→ THE REQUEST: Quote the listing below in full and exactly as written, but omit every picture.
[START PROVIDED ENTRIES]
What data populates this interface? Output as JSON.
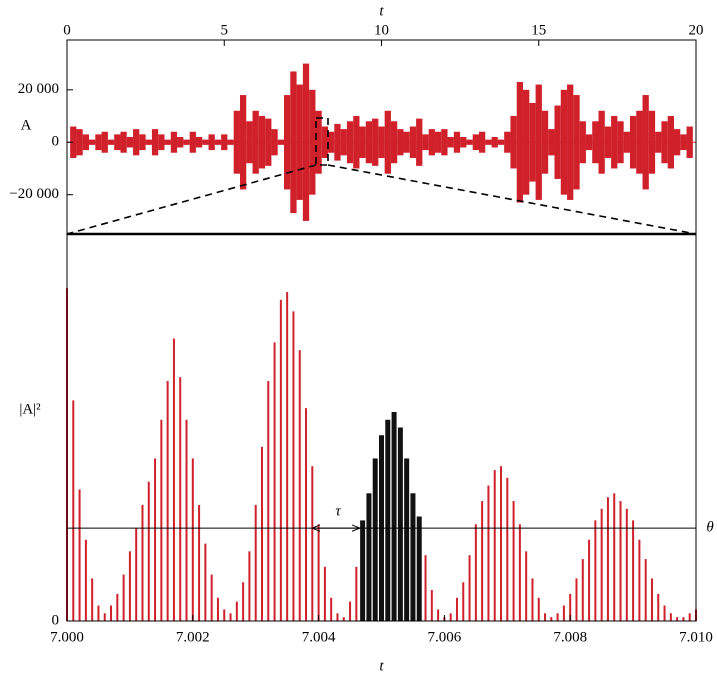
{
  "chart_data": [
    {
      "type": "envelope",
      "x_label": "t",
      "y_label": "A",
      "color": "#d0202a",
      "xlim": [
        0,
        20
      ],
      "xticks": [
        0,
        5,
        10,
        15,
        20
      ],
      "ylim": [
        -35000,
        39000
      ],
      "yticks": [
        {
          "value": 20000,
          "label": "20 000"
        },
        0,
        {
          "value": -20000,
          "label": "−20 000"
        }
      ],
      "x": [
        0,
        0.2,
        0.4,
        0.6,
        0.8,
        1,
        1.2,
        1.4,
        1.6,
        1.8,
        2,
        2.2,
        2.4,
        2.6,
        2.8,
        3,
        3.2,
        3.4,
        3.6,
        3.8,
        4,
        4.2,
        4.4,
        4.6,
        4.8,
        5,
        5.2,
        5.4,
        5.6,
        5.8,
        6,
        6.2,
        6.4,
        6.6,
        6.8,
        7,
        7.2,
        7.4,
        7.6,
        7.8,
        8,
        8.2,
        8.4,
        8.6,
        8.8,
        9,
        9.2,
        9.4,
        9.6,
        9.8,
        10,
        10.2,
        10.4,
        10.6,
        10.8,
        11,
        11.2,
        11.4,
        11.6,
        11.8,
        12,
        12.2,
        12.4,
        12.6,
        12.8,
        13,
        13.2,
        13.4,
        13.6,
        13.8,
        14,
        14.2,
        14.4,
        14.6,
        14.8,
        15,
        15.2,
        15.4,
        15.6,
        15.8,
        16,
        16.2,
        16.4,
        16.6,
        16.8,
        17,
        17.2,
        17.4,
        17.6,
        17.8,
        18,
        18.2,
        18.4,
        18.6,
        18.8,
        19,
        19.2,
        19.4,
        19.6,
        19.8,
        20
      ],
      "values": [
        0,
        6000,
        5000,
        3000,
        1000,
        3000,
        4000,
        1000,
        3000,
        4000,
        2000,
        5000,
        3000,
        1000,
        5000,
        3000,
        1000,
        4000,
        2000,
        1000,
        4000,
        2000,
        1000,
        3000,
        1000,
        3000,
        1000,
        12000,
        18000,
        8000,
        12000,
        10000,
        9000,
        5000,
        1000,
        18000,
        27000,
        22000,
        30000,
        20000,
        12000,
        6000,
        4000,
        7000,
        5000,
        8000,
        10000,
        6000,
        8000,
        9000,
        6000,
        12000,
        8000,
        5000,
        4000,
        6000,
        9000,
        3000,
        5000,
        4000,
        5000,
        2000,
        4000,
        2000,
        1000,
        3000,
        4000,
        1000,
        2000,
        1000,
        4000,
        10000,
        23000,
        20000,
        15000,
        22000,
        12000,
        5000,
        14000,
        20000,
        22000,
        18000,
        8000,
        3000,
        8000,
        12000,
        6000,
        10000,
        8000,
        4000,
        10000,
        12000,
        18000,
        12000,
        4000,
        8000,
        10000,
        5000,
        3000,
        6000,
        0
      ]
    },
    {
      "type": "bar",
      "x_label": "t",
      "y_label": "|A|²",
      "threshold": 0.24,
      "threshold_label": "θ",
      "interval_label": "τ",
      "xlim": [
        7.0,
        7.01
      ],
      "xticks": [
        {
          "value": 7.0,
          "label": "7.000"
        },
        {
          "value": 7.002,
          "label": "7.002"
        },
        {
          "value": 7.004,
          "label": "7.004"
        },
        {
          "value": 7.006,
          "label": "7.006"
        },
        {
          "value": 7.008,
          "label": "7.008"
        },
        {
          "value": 7.01,
          "label": "7.010"
        }
      ],
      "ylim": [
        0,
        1
      ],
      "yticks": [
        0
      ],
      "x": [
        7.0,
        7.0001,
        7.0002,
        7.0003,
        7.0004,
        7.0005,
        7.0006,
        7.0007,
        7.0008,
        7.0009,
        7.001,
        7.0011,
        7.0012,
        7.0013,
        7.0014,
        7.0015,
        7.0016,
        7.0017,
        7.0018,
        7.0019,
        7.002,
        7.0021,
        7.0022,
        7.0023,
        7.0024,
        7.0025,
        7.0026,
        7.0027,
        7.0028,
        7.0029,
        7.003,
        7.0031,
        7.0032,
        7.0033,
        7.0034,
        7.0035,
        7.0036,
        7.0037,
        7.0038,
        7.0039,
        7.004,
        7.0041,
        7.0042,
        7.0043,
        7.0044,
        7.0045,
        7.0046,
        7.0047,
        7.0048,
        7.0049,
        7.005,
        7.0051,
        7.0052,
        7.0053,
        7.0054,
        7.0055,
        7.0056,
        7.0057,
        7.0058,
        7.0059,
        7.006,
        7.0061,
        7.0062,
        7.0063,
        7.0064,
        7.0065,
        7.0066,
        7.0067,
        7.0068,
        7.0069,
        7.007,
        7.0071,
        7.0072,
        7.0073,
        7.0074,
        7.0075,
        7.0076,
        7.0077,
        7.0078,
        7.0079,
        7.008,
        7.0081,
        7.0082,
        7.0083,
        7.0084,
        7.0085,
        7.0086,
        7.0087,
        7.0088,
        7.0089,
        7.009,
        7.0091,
        7.0092,
        7.0093,
        7.0094,
        7.0095,
        7.0096,
        7.0097,
        7.0098,
        7.0099,
        7.01
      ],
      "series": [
        {
          "color": "#d0202a",
          "values": [
            0.86,
            0.57,
            0.34,
            0.21,
            0.11,
            0.04,
            0.02,
            0.04,
            0.07,
            0.12,
            0.18,
            0.24,
            0.3,
            0.36,
            0.42,
            0.52,
            0.62,
            0.73,
            0.63,
            0.52,
            0.42,
            0.3,
            0.2,
            0.12,
            0.06,
            0.03,
            0.02,
            0.05,
            0.1,
            0.18,
            0.3,
            0.45,
            0.62,
            0.72,
            0.83,
            0.85,
            0.8,
            0.7,
            0.55,
            0.4,
            0.25,
            0.14,
            0.06,
            0.02,
            0.01,
            0.05,
            0.14,
            null,
            null,
            null,
            null,
            null,
            null,
            null,
            null,
            null,
            null,
            0.17,
            0.08,
            0.03,
            0.01,
            0.02,
            0.06,
            0.1,
            0.17,
            0.25,
            0.31,
            0.35,
            0.39,
            0.4,
            0.37,
            0.31,
            0.25,
            0.18,
            0.11,
            0.06,
            0.02,
            0.01,
            0.02,
            0.04,
            0.07,
            0.11,
            0.16,
            0.21,
            0.26,
            0.29,
            0.32,
            0.33,
            0.31,
            0.29,
            0.26,
            0.21,
            0.16,
            0.11,
            0.07,
            0.04,
            0.02,
            0.01,
            0.01,
            0.02,
            0.03
          ]
        },
        {
          "color": "#111111",
          "values": [
            null,
            null,
            null,
            null,
            null,
            null,
            null,
            null,
            null,
            null,
            null,
            null,
            null,
            null,
            null,
            null,
            null,
            null,
            null,
            null,
            null,
            null,
            null,
            null,
            null,
            null,
            null,
            null,
            null,
            null,
            null,
            null,
            null,
            null,
            null,
            null,
            null,
            null,
            null,
            null,
            null,
            null,
            null,
            null,
            null,
            null,
            null,
            0.26,
            0.33,
            0.42,
            0.48,
            0.52,
            0.54,
            0.5,
            0.42,
            0.33,
            0.27,
            null,
            null,
            null,
            null,
            null,
            null,
            null,
            null,
            null,
            null,
            null,
            null,
            null,
            null,
            null,
            null,
            null,
            null,
            null,
            null,
            null,
            null,
            null,
            null,
            null,
            null,
            null,
            null,
            null,
            null,
            null,
            null,
            null,
            null,
            null,
            null,
            null,
            null,
            null,
            null,
            null,
            null,
            null,
            null
          ]
        }
      ]
    }
  ]
}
[END PROVIDED ENTRIES]
→ PROBLEM SOLUTION:
What data populates this interface? Output as JSON.
{
  "chart_data": [
    {
      "type": "envelope",
      "x_label": "t",
      "y_label": "A",
      "color": "#d0202a",
      "xlim": [
        0,
        20
      ],
      "xticks": [
        0,
        5,
        10,
        15,
        20
      ],
      "ylim": [
        -35000,
        39000
      ],
      "yticks": [
        {
          "value": 20000,
          "label": "20 000"
        },
        0,
        {
          "value": -20000,
          "label": "−20 000"
        }
      ],
      "x": [
        0,
        0.2,
        0.4,
        0.6,
        0.8,
        1,
        1.2,
        1.4,
        1.6,
        1.8,
        2,
        2.2,
        2.4,
        2.6,
        2.8,
        3,
        3.2,
        3.4,
        3.6,
        3.8,
        4,
        4.2,
        4.4,
        4.6,
        4.8,
        5,
        5.2,
        5.4,
        5.6,
        5.8,
        6,
        6.2,
        6.4,
        6.6,
        6.8,
        7,
        7.2,
        7.4,
        7.6,
        7.8,
        8,
        8.2,
        8.4,
        8.6,
        8.8,
        9,
        9.2,
        9.4,
        9.6,
        9.8,
        10,
        10.2,
        10.4,
        10.6,
        10.8,
        11,
        11.2,
        11.4,
        11.6,
        11.8,
        12,
        12.2,
        12.4,
        12.6,
        12.8,
        13,
        13.2,
        13.4,
        13.6,
        13.8,
        14,
        14.2,
        14.4,
        14.6,
        14.8,
        15,
        15.2,
        15.4,
        15.6,
        15.8,
        16,
        16.2,
        16.4,
        16.6,
        16.8,
        17,
        17.2,
        17.4,
        17.6,
        17.8,
        18,
        18.2,
        18.4,
        18.6,
        18.8,
        19,
        19.2,
        19.4,
        19.6,
        19.8,
        20
      ],
      "values": [
        0,
        6000,
        5000,
        3000,
        1000,
        3000,
        4000,
        1000,
        3000,
        4000,
        2000,
        5000,
        3000,
        1000,
        5000,
        3000,
        1000,
        4000,
        2000,
        1000,
        4000,
        2000,
        1000,
        3000,
        1000,
        3000,
        1000,
        12000,
        18000,
        8000,
        12000,
        10000,
        9000,
        5000,
        1000,
        18000,
        27000,
        22000,
        30000,
        20000,
        12000,
        6000,
        4000,
        7000,
        5000,
        8000,
        10000,
        6000,
        8000,
        9000,
        6000,
        12000,
        8000,
        5000,
        4000,
        6000,
        9000,
        3000,
        5000,
        4000,
        5000,
        2000,
        4000,
        2000,
        1000,
        3000,
        4000,
        1000,
        2000,
        1000,
        4000,
        10000,
        23000,
        20000,
        15000,
        22000,
        12000,
        5000,
        14000,
        20000,
        22000,
        18000,
        8000,
        3000,
        8000,
        12000,
        6000,
        10000,
        8000,
        4000,
        10000,
        12000,
        18000,
        12000,
        4000,
        8000,
        10000,
        5000,
        3000,
        6000,
        0
      ]
    },
    {
      "type": "bar",
      "x_label": "t",
      "y_label": "|A|²",
      "threshold": 0.24,
      "threshold_label": "θ",
      "interval_label": "τ",
      "xlim": [
        7.0,
        7.01
      ],
      "xticks": [
        {
          "value": 7.0,
          "label": "7.000"
        },
        {
          "value": 7.002,
          "label": "7.002"
        },
        {
          "value": 7.004,
          "label": "7.004"
        },
        {
          "value": 7.006,
          "label": "7.006"
        },
        {
          "value": 7.008,
          "label": "7.008"
        },
        {
          "value": 7.01,
          "label": "7.010"
        }
      ],
      "ylim": [
        0,
        1
      ],
      "yticks": [
        0
      ],
      "x": [
        7.0,
        7.0001,
        7.0002,
        7.0003,
        7.0004,
        7.0005,
        7.0006,
        7.0007,
        7.0008,
        7.0009,
        7.001,
        7.0011,
        7.0012,
        7.0013,
        7.0014,
        7.0015,
        7.0016,
        7.0017,
        7.0018,
        7.0019,
        7.002,
        7.0021,
        7.0022,
        7.0023,
        7.0024,
        7.0025,
        7.0026,
        7.0027,
        7.0028,
        7.0029,
        7.003,
        7.0031,
        7.0032,
        7.0033,
        7.0034,
        7.0035,
        7.0036,
        7.0037,
        7.0038,
        7.0039,
        7.004,
        7.0041,
        7.0042,
        7.0043,
        7.0044,
        7.0045,
        7.0046,
        7.0047,
        7.0048,
        7.0049,
        7.005,
        7.0051,
        7.0052,
        7.0053,
        7.0054,
        7.0055,
        7.0056,
        7.0057,
        7.0058,
        7.0059,
        7.006,
        7.0061,
        7.0062,
        7.0063,
        7.0064,
        7.0065,
        7.0066,
        7.0067,
        7.0068,
        7.0069,
        7.007,
        7.0071,
        7.0072,
        7.0073,
        7.0074,
        7.0075,
        7.0076,
        7.0077,
        7.0078,
        7.0079,
        7.008,
        7.0081,
        7.0082,
        7.0083,
        7.0084,
        7.0085,
        7.0086,
        7.0087,
        7.0088,
        7.0089,
        7.009,
        7.0091,
        7.0092,
        7.0093,
        7.0094,
        7.0095,
        7.0096,
        7.0097,
        7.0098,
        7.0099,
        7.01
      ],
      "series": [
        {
          "color": "#d0202a",
          "values": [
            0.86,
            0.57,
            0.34,
            0.21,
            0.11,
            0.04,
            0.02,
            0.04,
            0.07,
            0.12,
            0.18,
            0.24,
            0.3,
            0.36,
            0.42,
            0.52,
            0.62,
            0.73,
            0.63,
            0.52,
            0.42,
            0.3,
            0.2,
            0.12,
            0.06,
            0.03,
            0.02,
            0.05,
            0.1,
            0.18,
            0.3,
            0.45,
            0.62,
            0.72,
            0.83,
            0.85,
            0.8,
            0.7,
            0.55,
            0.4,
            0.25,
            0.14,
            0.06,
            0.02,
            0.01,
            0.05,
            0.14,
            null,
            null,
            null,
            null,
            null,
            null,
            null,
            null,
            null,
            null,
            0.17,
            0.08,
            0.03,
            0.01,
            0.02,
            0.06,
            0.1,
            0.17,
            0.25,
            0.31,
            0.35,
            0.39,
            0.4,
            0.37,
            0.31,
            0.25,
            0.18,
            0.11,
            0.06,
            0.02,
            0.01,
            0.02,
            0.04,
            0.07,
            0.11,
            0.16,
            0.21,
            0.26,
            0.29,
            0.32,
            0.33,
            0.31,
            0.29,
            0.26,
            0.21,
            0.16,
            0.11,
            0.07,
            0.04,
            0.02,
            0.01,
            0.01,
            0.02,
            0.03
          ]
        },
        {
          "color": "#111111",
          "values": [
            null,
            null,
            null,
            null,
            null,
            null,
            null,
            null,
            null,
            null,
            null,
            null,
            null,
            null,
            null,
            null,
            null,
            null,
            null,
            null,
            null,
            null,
            null,
            null,
            null,
            null,
            null,
            null,
            null,
            null,
            null,
            null,
            null,
            null,
            null,
            null,
            null,
            null,
            null,
            null,
            null,
            null,
            null,
            null,
            null,
            null,
            null,
            0.26,
            0.33,
            0.42,
            0.48,
            0.52,
            0.54,
            0.5,
            0.42,
            0.33,
            0.27,
            null,
            null,
            null,
            null,
            null,
            null,
            null,
            null,
            null,
            null,
            null,
            null,
            null,
            null,
            null,
            null,
            null,
            null,
            null,
            null,
            null,
            null,
            null,
            null,
            null,
            null,
            null,
            null,
            null,
            null,
            null,
            null,
            null,
            null,
            null,
            null,
            null,
            null,
            null,
            null,
            null,
            null,
            null,
            null
          ]
        }
      ]
    }
  ]
}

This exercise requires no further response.